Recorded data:
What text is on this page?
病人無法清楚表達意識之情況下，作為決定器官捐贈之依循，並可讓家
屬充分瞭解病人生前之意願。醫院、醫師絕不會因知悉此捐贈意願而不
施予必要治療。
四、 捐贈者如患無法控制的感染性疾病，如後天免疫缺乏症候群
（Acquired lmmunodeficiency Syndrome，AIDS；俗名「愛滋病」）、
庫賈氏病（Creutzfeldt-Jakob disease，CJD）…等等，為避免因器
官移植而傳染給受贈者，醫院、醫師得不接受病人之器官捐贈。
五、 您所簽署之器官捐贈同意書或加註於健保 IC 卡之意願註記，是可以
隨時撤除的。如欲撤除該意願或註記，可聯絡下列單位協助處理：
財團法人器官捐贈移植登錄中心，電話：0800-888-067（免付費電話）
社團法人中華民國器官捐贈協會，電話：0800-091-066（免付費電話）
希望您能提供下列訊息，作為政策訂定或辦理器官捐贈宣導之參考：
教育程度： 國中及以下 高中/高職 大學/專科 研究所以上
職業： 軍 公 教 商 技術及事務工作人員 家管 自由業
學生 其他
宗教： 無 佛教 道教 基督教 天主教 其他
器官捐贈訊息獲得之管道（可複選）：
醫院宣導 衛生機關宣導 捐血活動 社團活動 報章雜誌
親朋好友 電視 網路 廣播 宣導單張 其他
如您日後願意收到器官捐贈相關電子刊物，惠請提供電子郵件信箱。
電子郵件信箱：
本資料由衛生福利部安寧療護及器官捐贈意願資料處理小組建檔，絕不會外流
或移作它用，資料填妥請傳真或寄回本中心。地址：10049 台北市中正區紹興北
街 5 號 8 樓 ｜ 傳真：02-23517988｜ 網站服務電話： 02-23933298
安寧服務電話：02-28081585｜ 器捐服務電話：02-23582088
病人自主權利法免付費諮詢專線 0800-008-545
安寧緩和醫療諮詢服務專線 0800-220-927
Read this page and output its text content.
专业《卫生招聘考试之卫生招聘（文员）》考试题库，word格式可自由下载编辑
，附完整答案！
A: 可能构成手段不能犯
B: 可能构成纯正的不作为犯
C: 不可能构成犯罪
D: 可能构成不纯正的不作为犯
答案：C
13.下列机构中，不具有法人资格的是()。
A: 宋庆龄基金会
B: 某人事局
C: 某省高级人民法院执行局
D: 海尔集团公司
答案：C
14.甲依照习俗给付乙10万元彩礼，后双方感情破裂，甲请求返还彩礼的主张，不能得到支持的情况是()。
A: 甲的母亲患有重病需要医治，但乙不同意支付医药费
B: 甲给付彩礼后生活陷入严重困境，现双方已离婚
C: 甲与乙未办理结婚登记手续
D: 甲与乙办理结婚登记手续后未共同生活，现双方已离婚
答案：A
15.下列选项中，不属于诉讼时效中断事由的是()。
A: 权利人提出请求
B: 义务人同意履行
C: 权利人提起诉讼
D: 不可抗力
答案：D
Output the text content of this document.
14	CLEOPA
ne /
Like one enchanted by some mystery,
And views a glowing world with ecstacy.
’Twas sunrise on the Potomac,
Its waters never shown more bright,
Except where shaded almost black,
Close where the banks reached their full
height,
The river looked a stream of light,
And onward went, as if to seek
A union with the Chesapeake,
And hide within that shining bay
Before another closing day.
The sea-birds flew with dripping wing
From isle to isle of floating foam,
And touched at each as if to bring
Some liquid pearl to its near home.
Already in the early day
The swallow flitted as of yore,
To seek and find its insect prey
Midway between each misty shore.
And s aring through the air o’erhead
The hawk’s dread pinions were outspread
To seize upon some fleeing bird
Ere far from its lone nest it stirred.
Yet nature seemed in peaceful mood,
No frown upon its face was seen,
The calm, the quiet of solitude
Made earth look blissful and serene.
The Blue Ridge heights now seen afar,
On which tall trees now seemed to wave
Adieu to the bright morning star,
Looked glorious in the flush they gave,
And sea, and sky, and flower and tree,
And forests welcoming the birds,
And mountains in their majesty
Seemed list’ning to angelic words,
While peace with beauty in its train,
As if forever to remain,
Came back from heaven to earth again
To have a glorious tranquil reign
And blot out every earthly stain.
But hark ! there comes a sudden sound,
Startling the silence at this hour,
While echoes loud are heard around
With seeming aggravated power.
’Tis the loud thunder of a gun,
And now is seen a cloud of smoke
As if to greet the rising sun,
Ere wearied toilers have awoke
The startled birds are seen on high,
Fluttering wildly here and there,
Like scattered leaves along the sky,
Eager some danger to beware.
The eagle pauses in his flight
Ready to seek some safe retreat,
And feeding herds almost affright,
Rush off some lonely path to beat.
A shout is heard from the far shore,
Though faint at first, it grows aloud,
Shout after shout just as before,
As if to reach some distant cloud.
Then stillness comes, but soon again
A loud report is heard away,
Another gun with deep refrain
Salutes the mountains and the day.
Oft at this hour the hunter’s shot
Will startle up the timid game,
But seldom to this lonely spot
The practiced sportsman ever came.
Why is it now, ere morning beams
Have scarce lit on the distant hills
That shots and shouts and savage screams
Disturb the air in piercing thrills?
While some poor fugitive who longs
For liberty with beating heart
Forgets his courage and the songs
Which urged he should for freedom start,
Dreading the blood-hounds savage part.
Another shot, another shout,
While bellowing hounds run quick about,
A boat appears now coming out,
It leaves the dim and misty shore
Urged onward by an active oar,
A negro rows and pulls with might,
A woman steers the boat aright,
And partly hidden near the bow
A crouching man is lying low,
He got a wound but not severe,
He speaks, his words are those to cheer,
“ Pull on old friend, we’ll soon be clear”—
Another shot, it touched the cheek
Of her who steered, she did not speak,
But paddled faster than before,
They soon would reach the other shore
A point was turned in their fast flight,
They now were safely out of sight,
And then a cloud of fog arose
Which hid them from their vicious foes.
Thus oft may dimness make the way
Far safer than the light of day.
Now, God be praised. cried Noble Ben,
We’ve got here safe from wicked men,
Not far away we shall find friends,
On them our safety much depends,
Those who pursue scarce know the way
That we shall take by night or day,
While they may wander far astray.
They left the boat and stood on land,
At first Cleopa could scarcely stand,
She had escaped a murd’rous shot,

▸ **SHORT TASK**
Every record should be given again exactly.

▸ **RESULT OF THE EXERCISE**
What text is on this page?
病人無法清楚表達意識之情況下，作為決定器官捐贈之依循，並可讓家
屬充分瞭解病人生前之意願。醫院、醫師絕不會因知悉此捐贈意願而不
施予必要治療。
四、 捐贈者如患無法控制的感染性疾病，如後天免疫缺乏症候群
（Acquired lmmunodeficiency Syndrome，AIDS；俗名「愛滋病」）、
庫賈氏病（Creutzfeldt-Jakob disease，CJD）…等等，為避免因器
官移植而傳染給受贈者，醫院、醫師得不接受病人之器官捐贈。
五、 您所簽署之器官捐贈同意書或加註於健保 IC 卡之意願註記，是可以
隨時撤除的。如欲撤除該意願或註記，可聯絡下列單位協助處理：
財團法人器官捐贈移植登錄中心，電話：0800-888-067（免付費電話）
社團法人中華民國器官捐贈協會，電話：0800-091-066（免付費電話）
希望您能提供下列訊息，作為政策訂定或辦理器官捐贈宣導之參考：
教育程度： 國中及以下 高中/高職 大學/專科 研究所以上
職業： 軍 公 教 商 技術及事務工作人員 家管 自由業
學生 其他
宗教： 無 佛教 道教 基督教 天主教 其他
器官捐贈訊息獲得之管道（可複選）：
醫院宣導 衛生機關宣導 捐血活動 社團活動 報章雜誌
親朋好友 電視 網路 廣播 宣導單張 其他
如您日後願意收到器官捐贈相關電子刊物，惠請提供電子郵件信箱。
電子郵件信箱：
本資料由衛生福利部安寧療護及器官捐贈意願資料處理小組建檔，絕不會外流
或移作它用，資料填妥請傳真或寄回本中心。地址：10049 台北市中正區紹興北
街 5 號 8 樓 ｜ 傳真：02-23517988｜ 網站服務電話： 02-23933298
安寧服務電話：02-28081585｜ 器捐服務電話：02-23582088
病人自主權利法免付費諮詢專線 0800-008-545
安寧緩和醫療諮詢服務專線 0800-220-927
Read this page and output its text content.
专业《卫生招聘考试之卫生招聘（文员）》考试题库，word格式可自由下载编辑
，附完整答案！
A: 可能构成手段不能犯
B: 可能构成纯正的不作为犯
C: 不可能构成犯罪
D: 可能构成不纯正的不作为犯
答案：C
13.下列机构中，不具有法人资格的是()。
A: 宋庆龄基金会
B: 某人事局
C: 某省高级人民法院执行局
D: 海尔集团公司
答案：C
14.甲依照习俗给付乙10万元彩礼，后双方感情破裂，甲请求返还彩礼的主张，不能得到支持的情况是()。
A: 甲的母亲患有重病需要医治，但乙不同意支付医药费
B: 甲给付彩礼后生活陷入严重困境，现双方已离婚
C: 甲与乙未办理结婚登记手续
D: 甲与乙办理结婚登记手续后未共同生活，现双方已离婚
答案：A
15.下列选项中，不属于诉讼时效中断事由的是()。
A: 权利人提出请求
B: 义务人同意履行
C: 权利人提起诉讼
D: 不可抗力
答案：D
Output the text content of this document.
14	CLEOPA
ne /
Like one enchanted by some mystery,
And views a glowing world with ecstacy.
’Twas sunrise on the Potomac,
Its waters never shown more bright,
Except where shaded almost black,
Close where the banks reached their full
height,
The river looked a stream of light,
And onward went, as if to seek
A union with the Chesapeake,
And hide within that shining bay
Before another closing day.
The sea-birds flew with dripping wing
From isle to isle of floating foam,
And touched at each as if to bring
Some liquid pearl to its near home.
Already in the early day
The swallow flitted as of yore,
To seek and find its insect prey
Midway between each misty shore.
And s aring through the air o’erhead
The hawk’s dread pinions were outspread
To seize upon some fleeing bird
Ere far from its lone nest it stirred.
Yet nature seemed in peaceful mood,
No frown upon its face was seen,
The calm, the quiet of solitude
Made earth look blissful and serene.
The Blue Ridge heights now seen afar,
On which tall trees now seemed to wave
Adieu to the bright morning star,
Looked glorious in the flush they gave,
And sea, and sky, and flower and tree,
And forests welcoming the birds,
And mountains in their majesty
Seemed list’ning to angelic words,
While peace with beauty in its train,
As if forever to remain,
Came back from heaven to earth again
To have a glorious tranquil reign
And blot out every earthly stain.
But hark ! there comes a sudden sound,
Startling the silence at this hour,
While echoes loud are heard around
With seeming aggravated power.
’Tis the loud thunder of a gun,
And now is seen a cloud of smoke
As if to greet the rising sun,
Ere wearied toilers have awoke
The startled birds are seen on high,
Fluttering wildly here and there,
Like scattered leaves along the sky,
Eager some danger to beware.
The eagle pauses in his flight
Ready to seek some safe retreat,
And feeding herds almost affright,
Rush off some lonely path to beat.
A shout is heard from the far shore,
Though faint at first, it grows aloud,
Shout after shout just as before,
As if to reach some distant cloud.
Then stillness comes, but soon again
A loud report is heard away,
Another gun with deep refrain
Salutes the mountains and the day.
Oft at this hour the hunter’s shot
Will startle up the timid game,
But seldom to this lonely spot
The practiced sportsman ever came.
Why is it now, ere morning beams
Have scarce lit on the distant hills
That shots and shouts and savage screams
Disturb the air in piercing thrills?
While some poor fugitive who longs
For liberty with beating heart
Forgets his courage and the songs
Which urged he should for freedom start,
Dreading the blood-hounds savage part.
Another shot, another shout,
While bellowing hounds run quick about,
A boat appears now coming out,
It leaves the dim and misty shore
Urged onward by an active oar,
A negro rows and pulls with might,
A woman steers the boat aright,
And partly hidden near the bow
A crouching man is lying low,
He got a wound but not severe,
He speaks, his words are those to cheer,
“ Pull on old friend, we’ll soon be clear”—
Another shot, it touched the cheek
Of her who steered, she did not speak,
But paddled faster than before,
They soon would reach the other shore
A point was turned in their fast flight,
They now were safely out of sight,
And then a cloud of fog arose
Which hid them from their vicious foes.
Thus oft may dimness make the way
Far safer than the light of day.
Now, God be praised. cried Noble Ben,
We’ve got here safe from wicked men,
Not far away we shall find friends,
On them our safety much depends,
Those who pursue scarce know the way
That we shall take by night or day,
While they may wander far astray.
They left the boat and stood on land,
At first Cleopa could scarcely stand,
She had escaped a murd’rous shot,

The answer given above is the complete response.